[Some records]
^^^^^^^^

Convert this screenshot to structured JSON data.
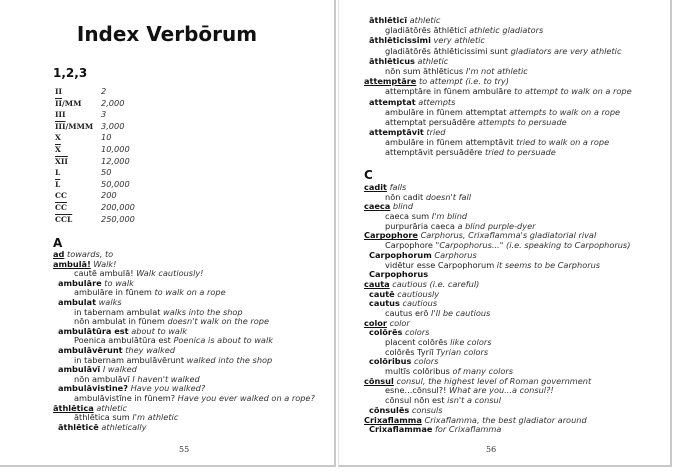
{
  "left_page": {
    "title": "Index Verbōrum",
    "section_numbers": "1,2,3",
    "numerals": [
      {
        "over": "",
        "plain": "II",
        "value": "2"
      },
      {
        "over": "II",
        "plain": "/MM",
        "value": "2,000"
      },
      {
        "over": "",
        "plain": "III",
        "value": "3"
      },
      {
        "over": "III",
        "plain": "/MMM",
        "value": "3,000"
      },
      {
        "over": "",
        "plain": "X",
        "value": "10"
      },
      {
        "over": "X",
        "plain": "",
        "value": "10,000"
      },
      {
        "over": "XII",
        "plain": "",
        "value": "12,000"
      },
      {
        "over": "",
        "plain": "L",
        "value": "50"
      },
      {
        "over": "L",
        "plain": "",
        "value": "50,000"
      },
      {
        "over": "",
        "plain": "CC",
        "value": "200"
      },
      {
        "over": "CC",
        "plain": "",
        "value": "200,000"
      },
      {
        "over": "CCL",
        "plain": "",
        "value": "250,000"
      }
    ],
    "section_a": "A",
    "entries": [
      {
        "l": 0,
        "la": "ad",
        "en": "towards, to"
      },
      {
        "l": 0,
        "la": "ambulā!",
        "en": "Walk!"
      },
      {
        "l": 2,
        "la": "cautē ambulā!",
        "en": "Walk cautiously!"
      },
      {
        "l": 1,
        "la": "ambulāre",
        "en": "to walk"
      },
      {
        "l": 2,
        "la": "ambulāre in fūnem",
        "en": "to walk on a rope"
      },
      {
        "l": 1,
        "la": "ambulat",
        "en": "walks"
      },
      {
        "l": 2,
        "la": "in tabernam ambulat",
        "en": "walks into the shop"
      },
      {
        "l": 2,
        "la": "nōn ambulat in fūnem",
        "en": "doesn't walk on the rope"
      },
      {
        "l": 1,
        "la": "ambulātūra est",
        "en": "about to walk"
      },
      {
        "l": 2,
        "la": "Poenica ambulātūra est",
        "en": "Poenica is about to walk"
      },
      {
        "l": 1,
        "la": "ambulāvērunt",
        "en": "they walked"
      },
      {
        "l": 2,
        "la": "in tabernam ambulāvērunt",
        "en": "walked into the shop"
      },
      {
        "l": 1,
        "la": "ambulāvī",
        "en": "I walked"
      },
      {
        "l": 2,
        "la": "nōn ambulāvī",
        "en": "I haven't walked"
      },
      {
        "l": 1,
        "la": "ambulāvistine?",
        "en": "Have you walked?"
      },
      {
        "l": 2,
        "la": "ambulāvistīne in fūnem?",
        "en": "Have you ever walked on a rope?"
      },
      {
        "l": 0,
        "la": "āthlētica",
        "en": "athletic"
      },
      {
        "l": 2,
        "la": "āthlētica sum",
        "en": "I'm athletic"
      },
      {
        "l": 1,
        "la": "āthlēticē",
        "en": "athletically"
      }
    ],
    "page_number": "55"
  },
  "right_page": {
    "entries_top": [
      {
        "l": 1,
        "la": "āthlēticī",
        "en": "athletic"
      },
      {
        "l": 2,
        "la": "gladiātōrēs āthlēticī",
        "en": "athletic gladiators"
      },
      {
        "l": 1,
        "la": "āthlēticissimi",
        "en": "very athletic"
      },
      {
        "l": 2,
        "la": "gladiātōrēs āthlēticissimi sunt",
        "en": "gladiators are very athletic"
      },
      {
        "l": 1,
        "la": "āthlēticus",
        "en": "athletic"
      },
      {
        "l": 2,
        "la": "nōn sum āthlēticus",
        "en": "I'm not athletic"
      },
      {
        "l": 0,
        "la": "attemptāre",
        "en": "to attempt (i.e. to try)"
      },
      {
        "l": 2,
        "la": "attemptāre in fūnem ambulāre",
        "en": "to attempt to walk on a rope"
      },
      {
        "l": 1,
        "la": "attemptat",
        "en": "attempts"
      },
      {
        "l": 2,
        "la": "ambulāre in fūnem attemptat",
        "en": "attempts to walk on a rope"
      },
      {
        "l": 2,
        "la": "attemptat persuādēre",
        "en": "attempts to persuade"
      },
      {
        "l": 1,
        "la": "attemptāvit",
        "en": "tried"
      },
      {
        "l": 2,
        "la": "ambulāre in fūnem attemptāvit",
        "en": "tried to walk on a rope"
      },
      {
        "l": 2,
        "la": "attemptāvit persuādēre",
        "en": "tried to persuade"
      }
    ],
    "section_c": "C",
    "entries_c": [
      {
        "l": 0,
        "la": "cadit",
        "en": "falls"
      },
      {
        "l": 2,
        "la": "nōn cadit",
        "en": "doesn't fall"
      },
      {
        "l": 0,
        "la": "caeca",
        "en": "blind"
      },
      {
        "l": 2,
        "la": "caeca sum",
        "en": "I'm blind"
      },
      {
        "l": 2,
        "la": "purpurāria caeca",
        "en": "a blind purple-dyer"
      },
      {
        "l": 0,
        "la": "Carpophore",
        "en": "Carphorus, Crixaflamma's gladiatorial rival"
      },
      {
        "l": 2,
        "la": "Carpophore",
        "en": "\"Carpophorus...\" (i.e. speaking to Carpophorus)"
      },
      {
        "l": 1,
        "la": "Carpophorum",
        "en": "Carphorus"
      },
      {
        "l": 2,
        "la": "vidētur esse Carpophorum",
        "en": "it seems to be Carphorus"
      },
      {
        "l": 1,
        "la": "Carpophorus",
        "en": ""
      },
      {
        "l": 0,
        "la": "cauta",
        "en": "cautious (i.e. careful)"
      },
      {
        "l": 1,
        "la": "cautē",
        "en": "cautiously"
      },
      {
        "l": 1,
        "la": "cautus",
        "en": "cautious"
      },
      {
        "l": 2,
        "la": "cautus erō",
        "en": "I'll be cautious"
      },
      {
        "l": 0,
        "la": "color",
        "en": "color"
      },
      {
        "l": 1,
        "la": "colōrēs",
        "en": "colors"
      },
      {
        "l": 2,
        "la": "placent colōrēs",
        "en": "like colors"
      },
      {
        "l": 2,
        "la": "colōrēs Tyriī",
        "en": "Tyrian colors"
      },
      {
        "l": 1,
        "la": "colōribus",
        "en": "colors"
      },
      {
        "l": 2,
        "la": "multīs colōribus",
        "en": "of many colors"
      },
      {
        "l": 0,
        "la": "cōnsul",
        "en": "consul, the highest level of Roman government"
      },
      {
        "l": 2,
        "la": "esne...cōnsul?!",
        "en": "What are you...a consul?!"
      },
      {
        "l": 2,
        "la": "cōnsul nōn est",
        "en": "isn't a consul"
      },
      {
        "l": 1,
        "la": "cōnsulēs",
        "en": "consuls"
      },
      {
        "l": 0,
        "la": "Crixaflamma",
        "en": "Crixaflamma, the best gladiator around"
      },
      {
        "l": 1,
        "la": "Crixaflammae",
        "en": "for Crixaflamma"
      }
    ],
    "page_number": "56"
  }
}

^^^^^^^^

AIM OF THE EXERCISE
Write the full listing out again with every line unchanged, but include no pictures.

TASK SOLUTION
Convert this screenshot to structured JSON data.
{
  "left_page": {
    "title": "Index Verbōrum",
    "section_numbers": "1,2,3",
    "numerals": [
      {
        "over": "",
        "plain": "II",
        "value": "2"
      },
      {
        "over": "II",
        "plain": "/MM",
        "value": "2,000"
      },
      {
        "over": "",
        "plain": "III",
        "value": "3"
      },
      {
        "over": "III",
        "plain": "/MMM",
        "value": "3,000"
      },
      {
        "over": "",
        "plain": "X",
        "value": "10"
      },
      {
        "over": "X",
        "plain": "",
        "value": "10,000"
      },
      {
        "over": "XII",
        "plain": "",
        "value": "12,000"
      },
      {
        "over": "",
        "plain": "L",
        "value": "50"
      },
      {
        "over": "L",
        "plain": "",
        "value": "50,000"
      },
      {
        "over": "",
        "plain": "CC",
        "value": "200"
      },
      {
        "over": "CC",
        "plain": "",
        "value": "200,000"
      },
      {
        "over": "CCL",
        "plain": "",
        "value": "250,000"
      }
    ],
    "section_a": "A",
    "entries": [
      {
        "l": 0,
        "la": "ad",
        "en": "towards, to"
      },
      {
        "l": 0,
        "la": "ambulā!",
        "en": "Walk!"
      },
      {
        "l": 2,
        "la": "cautē ambulā!",
        "en": "Walk cautiously!"
      },
      {
        "l": 1,
        "la": "ambulāre",
        "en": "to walk"
      },
      {
        "l": 2,
        "la": "ambulāre in fūnem",
        "en": "to walk on a rope"
      },
      {
        "l": 1,
        "la": "ambulat",
        "en": "walks"
      },
      {
        "l": 2,
        "la": "in tabernam ambulat",
        "en": "walks into the shop"
      },
      {
        "l": 2,
        "la": "nōn ambulat in fūnem",
        "en": "doesn't walk on the rope"
      },
      {
        "l": 1,
        "la": "ambulātūra est",
        "en": "about to walk"
      },
      {
        "l": 2,
        "la": "Poenica ambulātūra est",
        "en": "Poenica is about to walk"
      },
      {
        "l": 1,
        "la": "ambulāvērunt",
        "en": "they walked"
      },
      {
        "l": 2,
        "la": "in tabernam ambulāvērunt",
        "en": "walked into the shop"
      },
      {
        "l": 1,
        "la": "ambulāvī",
        "en": "I walked"
      },
      {
        "l": 2,
        "la": "nōn ambulāvī",
        "en": "I haven't walked"
      },
      {
        "l": 1,
        "la": "ambulāvistine?",
        "en": "Have you walked?"
      },
      {
        "l": 2,
        "la": "ambulāvistīne in fūnem?",
        "en": "Have you ever walked on a rope?"
      },
      {
        "l": 0,
        "la": "āthlētica",
        "en": "athletic"
      },
      {
        "l": 2,
        "la": "āthlētica sum",
        "en": "I'm athletic"
      },
      {
        "l": 1,
        "la": "āthlēticē",
        "en": "athletically"
      }
    ],
    "page_number": "55"
  },
  "right_page": {
    "entries_top": [
      {
        "l": 1,
        "la": "āthlēticī",
        "en": "athletic"
      },
      {
        "l": 2,
        "la": "gladiātōrēs āthlēticī",
        "en": "athletic gladiators"
      },
      {
        "l": 1,
        "la": "āthlēticissimi",
        "en": "very athletic"
      },
      {
        "l": 2,
        "la": "gladiātōrēs āthlēticissimi sunt",
        "en": "gladiators are very athletic"
      },
      {
        "l": 1,
        "la": "āthlēticus",
        "en": "athletic"
      },
      {
        "l": 2,
        "la": "nōn sum āthlēticus",
        "en": "I'm not athletic"
      },
      {
        "l": 0,
        "la": "attemptāre",
        "en": "to attempt (i.e. to try)"
      },
      {
        "l": 2,
        "la": "attemptāre in fūnem ambulāre",
        "en": "to attempt to walk on a rope"
      },
      {
        "l": 1,
        "la": "attemptat",
        "en": "attempts"
      },
      {
        "l": 2,
        "la": "ambulāre in fūnem attemptat",
        "en": "attempts to walk on a rope"
      },
      {
        "l": 2,
        "la": "attemptat persuādēre",
        "en": "attempts to persuade"
      },
      {
        "l": 1,
        "la": "attemptāvit",
        "en": "tried"
      },
      {
        "l": 2,
        "la": "ambulāre in fūnem attemptāvit",
        "en": "tried to walk on a rope"
      },
      {
        "l": 2,
        "la": "attemptāvit persuādēre",
        "en": "tried to persuade"
      }
    ],
    "section_c": "C",
    "entries_c": [
      {
        "l": 0,
        "la": "cadit",
        "en": "falls"
      },
      {
        "l": 2,
        "la": "nōn cadit",
        "en": "doesn't fall"
      },
      {
        "l": 0,
        "la": "caeca",
        "en": "blind"
      },
      {
        "l": 2,
        "la": "caeca sum",
        "en": "I'm blind"
      },
      {
        "l": 2,
        "la": "purpurāria caeca",
        "en": "a blind purple-dyer"
      },
      {
        "l": 0,
        "la": "Carpophore",
        "en": "Carphorus, Crixaflamma's gladiatorial rival"
      },
      {
        "l": 2,
        "la": "Carpophore",
        "en": "\"Carpophorus...\" (i.e. speaking to Carpophorus)"
      },
      {
        "l": 1,
        "la": "Carpophorum",
        "en": "Carphorus"
      },
      {
        "l": 2,
        "la": "vidētur esse Carpophorum",
        "en": "it seems to be Carphorus"
      },
      {
        "l": 1,
        "la": "Carpophorus",
        "en": ""
      },
      {
        "l": 0,
        "la": "cauta",
        "en": "cautious (i.e. careful)"
      },
      {
        "l": 1,
        "la": "cautē",
        "en": "cautiously"
      },
      {
        "l": 1,
        "la": "cautus",
        "en": "cautious"
      },
      {
        "l": 2,
        "la": "cautus erō",
        "en": "I'll be cautious"
      },
      {
        "l": 0,
        "la": "color",
        "en": "color"
      },
      {
        "l": 1,
        "la": "colōrēs",
        "en": "colors"
      },
      {
        "l": 2,
        "la": "placent colōrēs",
        "en": "like colors"
      },
      {
        "l": 2,
        "la": "colōrēs Tyriī",
        "en": "Tyrian colors"
      },
      {
        "l": 1,
        "la": "colōribus",
        "en": "colors"
      },
      {
        "l": 2,
        "la": "multīs colōribus",
        "en": "of many colors"
      },
      {
        "l": 0,
        "la": "cōnsul",
        "en": "consul, the highest level of Roman government"
      },
      {
        "l": 2,
        "la": "esne...cōnsul?!",
        "en": "What are you...a consul?!"
      },
      {
        "l": 2,
        "la": "cōnsul nōn est",
        "en": "isn't a consul"
      },
      {
        "l": 1,
        "la": "cōnsulēs",
        "en": "consuls"
      },
      {
        "l": 0,
        "la": "Crixaflamma",
        "en": "Crixaflamma, the best gladiator around"
      },
      {
        "l": 1,
        "la": "Crixaflammae",
        "en": "for Crixaflamma"
      }
    ],
    "page_number": "56"
  }
}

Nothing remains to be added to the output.